### Instructions for the task
Scan the data below for the string "唱念做打传瓯韵". Copy every line where it appears.

### Records provided
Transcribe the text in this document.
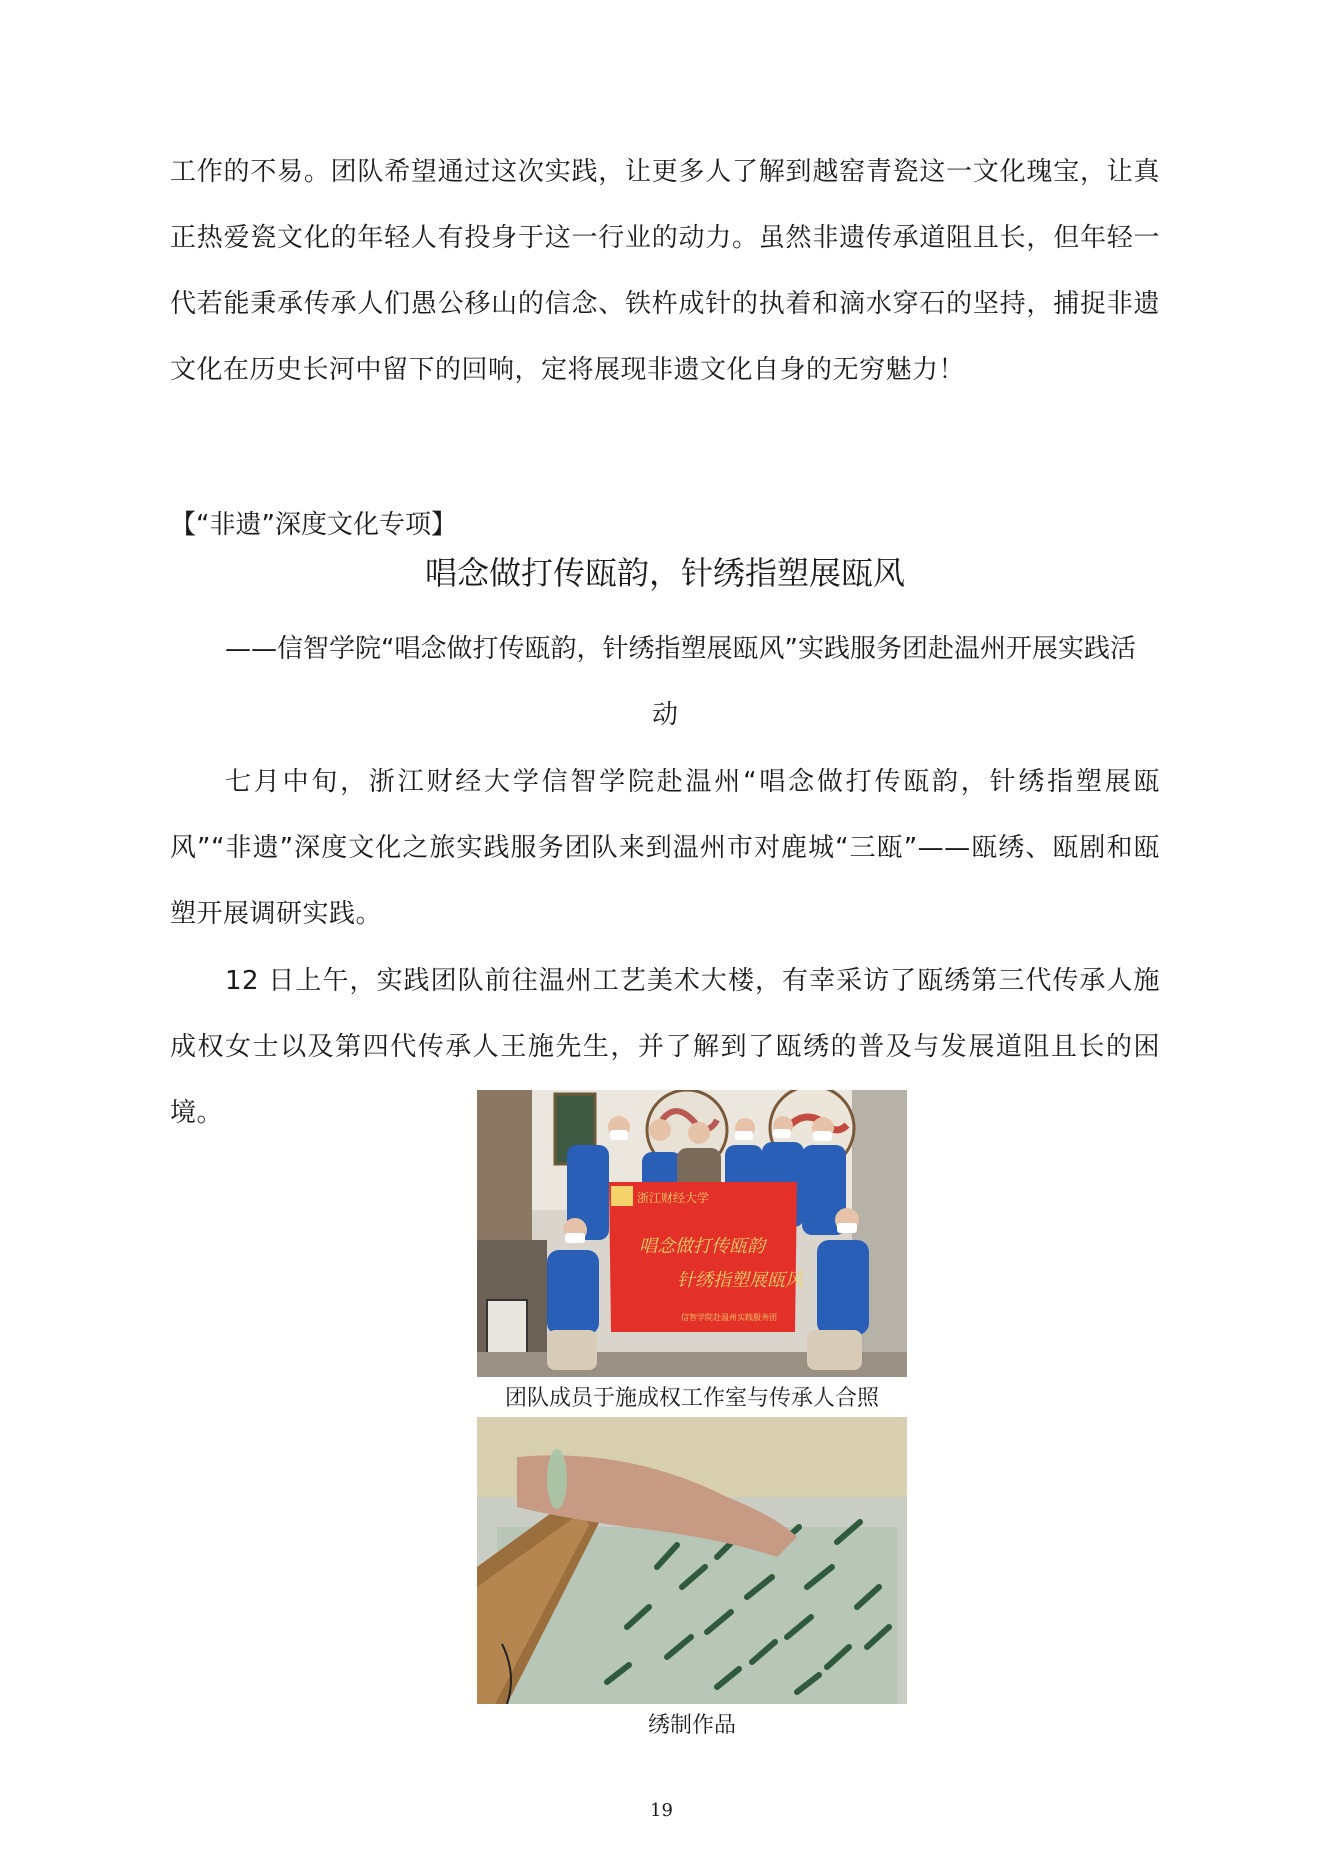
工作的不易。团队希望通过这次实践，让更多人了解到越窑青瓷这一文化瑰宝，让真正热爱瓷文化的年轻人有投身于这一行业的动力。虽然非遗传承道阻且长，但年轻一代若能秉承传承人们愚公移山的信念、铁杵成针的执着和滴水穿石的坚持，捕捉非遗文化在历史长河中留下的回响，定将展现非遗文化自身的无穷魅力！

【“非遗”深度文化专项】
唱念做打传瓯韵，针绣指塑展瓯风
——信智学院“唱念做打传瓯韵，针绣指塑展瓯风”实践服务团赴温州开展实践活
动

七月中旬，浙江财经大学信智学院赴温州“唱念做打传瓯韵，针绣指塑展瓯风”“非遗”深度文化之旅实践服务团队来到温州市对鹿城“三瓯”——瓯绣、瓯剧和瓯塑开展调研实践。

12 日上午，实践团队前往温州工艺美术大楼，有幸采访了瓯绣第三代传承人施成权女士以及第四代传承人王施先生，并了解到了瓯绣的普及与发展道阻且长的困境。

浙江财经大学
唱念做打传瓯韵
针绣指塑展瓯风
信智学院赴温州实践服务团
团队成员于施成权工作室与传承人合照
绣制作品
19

### In response
唱念做打传瓯韵，针绣指塑展瓯风
——信智学院“唱念做打传瓯韵，针绣指塑展瓯风”实践服务团赴温州开展实践活
七月中旬，浙江财经大学信智学院赴温州“唱念做打传瓯韵，针绣指塑展瓯风”“非遗”深度文化之旅实践服务团队来到温州市对鹿城“三瓯”——瓯绣、瓯剧和瓯塑开展调研实践。
唱念做打传瓯韵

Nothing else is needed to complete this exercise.